◆ **Exercise goal**
Transcribe every line, keeping it exact.

◆ **Provided records**
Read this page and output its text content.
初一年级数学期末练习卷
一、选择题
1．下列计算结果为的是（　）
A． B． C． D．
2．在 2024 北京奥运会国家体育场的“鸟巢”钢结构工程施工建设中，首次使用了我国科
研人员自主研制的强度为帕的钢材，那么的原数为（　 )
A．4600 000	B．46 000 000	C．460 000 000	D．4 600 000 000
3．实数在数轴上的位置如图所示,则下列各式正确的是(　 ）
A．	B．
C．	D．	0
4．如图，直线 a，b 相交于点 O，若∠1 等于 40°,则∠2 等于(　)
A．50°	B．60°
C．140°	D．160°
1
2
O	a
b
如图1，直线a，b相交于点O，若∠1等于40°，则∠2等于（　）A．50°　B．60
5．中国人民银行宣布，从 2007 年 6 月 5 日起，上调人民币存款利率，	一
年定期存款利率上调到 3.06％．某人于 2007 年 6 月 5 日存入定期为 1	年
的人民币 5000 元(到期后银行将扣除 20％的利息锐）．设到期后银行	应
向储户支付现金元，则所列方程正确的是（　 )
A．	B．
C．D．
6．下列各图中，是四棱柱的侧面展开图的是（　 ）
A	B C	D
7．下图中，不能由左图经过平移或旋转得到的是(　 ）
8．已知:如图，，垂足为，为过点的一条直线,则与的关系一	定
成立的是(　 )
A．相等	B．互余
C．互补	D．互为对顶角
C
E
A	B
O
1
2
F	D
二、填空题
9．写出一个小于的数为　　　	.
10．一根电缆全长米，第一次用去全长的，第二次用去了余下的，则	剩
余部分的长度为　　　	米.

◆ **The reply**
Read this page and output its text content.
初一年级数学期末练习卷
一、选择题
1．下列计算结果为的是（　）
A． B． C． D．
2．在 2024 北京奥运会国家体育场的“鸟巢”钢结构工程施工建设中，首次使用了我国科
研人员自主研制的强度为帕的钢材，那么的原数为（　 )
A．4600 000	B．46 000 000	C．460 000 000	D．4 600 000 000
3．实数在数轴上的位置如图所示,则下列各式正确的是(　 ）
A．	B．
C．	D．	0
4．如图，直线 a，b 相交于点 O，若∠1 等于 40°,则∠2 等于(　)
A．50°	B．60°
C．140°	D．160°
1
2
O	a
b
如图1，直线a，b相交于点O，若∠1等于40°，则∠2等于（　）A．50°　B．60
5．中国人民银行宣布，从 2007 年 6 月 5 日起，上调人民币存款利率，	一
年定期存款利率上调到 3.06％．某人于 2007 年 6 月 5 日存入定期为 1	年
的人民币 5000 元(到期后银行将扣除 20％的利息锐）．设到期后银行	应
向储户支付现金元，则所列方程正确的是（　 )
A．	B．
C．D．
6．下列各图中，是四棱柱的侧面展开图的是（　 ）
A	B C	D
7．下图中，不能由左图经过平移或旋转得到的是(　 ）
8．已知:如图，，垂足为，为过点的一条直线,则与的关系一	定
成立的是(　 )
A．相等	B．互余
C．互补	D．互为对顶角
C
E
A	B
O
1
2
F	D
二、填空题
9．写出一个小于的数为　　　	.
10．一根电缆全长米，第一次用去全长的，第二次用去了余下的，则	剩
余部分的长度为　　　	米.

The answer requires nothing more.